#### Exercise instructions
Search the entries below for the string "Appointment" and copy the lines that hold it.

#### Record extracts
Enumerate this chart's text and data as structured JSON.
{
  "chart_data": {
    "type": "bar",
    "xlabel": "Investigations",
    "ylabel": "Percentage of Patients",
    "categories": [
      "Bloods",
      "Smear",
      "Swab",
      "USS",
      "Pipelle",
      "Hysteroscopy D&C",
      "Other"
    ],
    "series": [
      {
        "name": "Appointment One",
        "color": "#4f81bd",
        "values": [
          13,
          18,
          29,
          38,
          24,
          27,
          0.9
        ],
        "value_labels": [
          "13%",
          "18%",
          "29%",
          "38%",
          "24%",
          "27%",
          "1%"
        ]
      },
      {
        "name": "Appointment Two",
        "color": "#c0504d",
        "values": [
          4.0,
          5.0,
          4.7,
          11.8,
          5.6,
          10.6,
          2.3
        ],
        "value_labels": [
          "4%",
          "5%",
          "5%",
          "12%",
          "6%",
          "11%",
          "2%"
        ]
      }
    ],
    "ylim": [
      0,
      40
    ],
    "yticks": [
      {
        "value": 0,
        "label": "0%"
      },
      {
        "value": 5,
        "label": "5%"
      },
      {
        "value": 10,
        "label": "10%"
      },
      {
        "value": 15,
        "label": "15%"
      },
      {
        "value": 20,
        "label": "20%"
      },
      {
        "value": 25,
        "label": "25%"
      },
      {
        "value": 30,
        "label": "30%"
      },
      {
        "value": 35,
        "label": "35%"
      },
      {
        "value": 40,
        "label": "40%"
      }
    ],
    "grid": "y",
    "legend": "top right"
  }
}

#### Response area
        "name": "Appointment One",
        "name": "Appointment Two",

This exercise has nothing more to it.